• **Exercises**:
[1] From the Quilt documentation introduction below, list the team roles it gives as examples of who Quilt is for.
[2] Write the next part of the Quilt documentation introduction below, starting right after its last line.

• **Text provided**:
━━━━━━

Introduction

docs on_gitbook chat on_slack codecov pypi

Below is the documentation for Quilt 3. See here and here from Quilt 2.

Quilt is a versioned data portal for AWS

  • open.quiltdata.com is a petabyte-scale open

    data portal that runs on Quilt

  • quiltdata.com includes case studies, use cases, videos,

    and information on how you can run a private Quilt instance

Who is Quilt for?

Quilt is for data-driven teams of both technical and non-technical members (executives, data scientists, data engineers, sales, product, etc.).

What does Quilt do?

Quilt adds search, visual content preview, and versioning to every file in S3.

How does Quilt work?

Quilt consists of a Python client, web catalog, lambda functions—all of which are open source—plus a suite of backend services and Docker containers orchestrated by CloudFormation. The latter are available under a paid license for private use on quiltdata.com.

Use cases

Quilt addresses five key use cases:

  • Share data at scale. Quilt wraps AWS S3 to add simple URLs, web preview for large files, and sharing via email address (no need to

    create an IAM role).

  • Understand data better through inline documentation

    (Jupyter notebooks, markdown) and visualizations (Vega,

    Vega Lite)

━━━━━━

• **Source excerpt**:

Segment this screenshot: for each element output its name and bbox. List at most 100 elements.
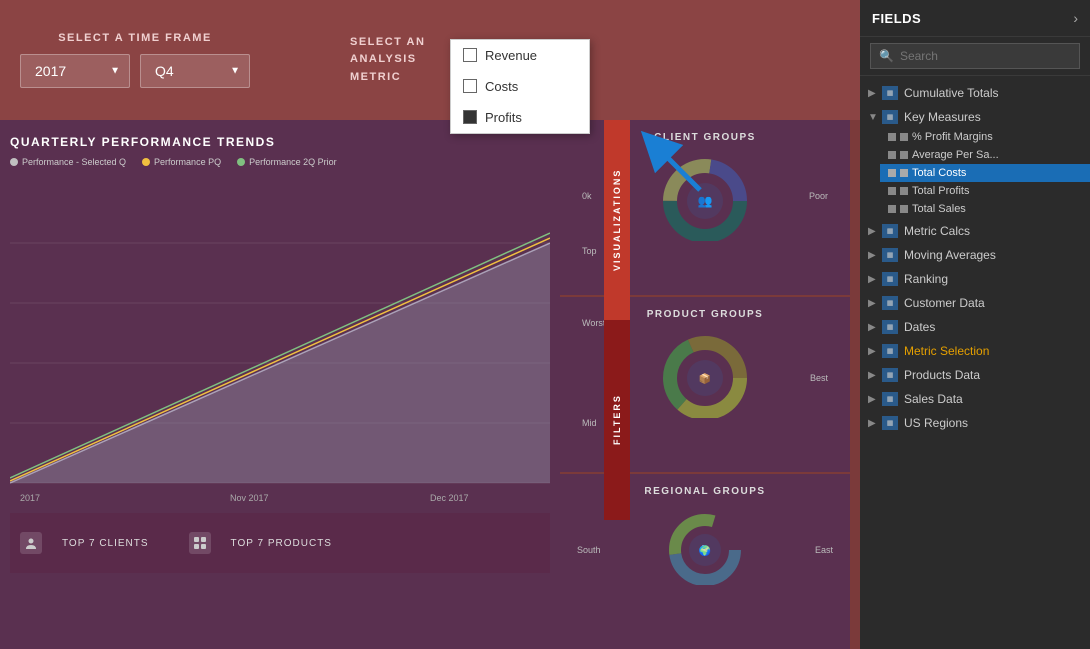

━━━━━━

• **Answers given**:
[1]
- executives
- data scientists
- data engineers
- sales
- product

[2]
  • Discover related data by indexing objects in

    ElasticSearch

  • Model data by providing a home for large data and models that don't fit in git, and by providing immutable

    versions for objects and data sets (a.k.a. "Quilt Packages")

  • Decide by broadening data access within the organization

    and supporting the documentation of decision

    processes through audit-able versioning and inline

    documentation

Roadmap

I - Performance and core services

  • Address performance issues with push (e.g. re-hash)

  • Refactor bucket/.quilt for improved listing

    and delete performance

II - CI/CD for data

  • Ability to fork/merge packages (via manifests in git)

  • Automated data quality monitoring

III - Storage agnostic (support Azure, GCP buckets)

  • evaluate min.io and ceph.io

  • evaluate feasibility of local storage (e.g. NAS)

IV - Cloud agnostic

  • K8s deployment for Azure, GCP

  • Shim lambdas via serverless.com?

  • Shim ElasticSearch via SOLR?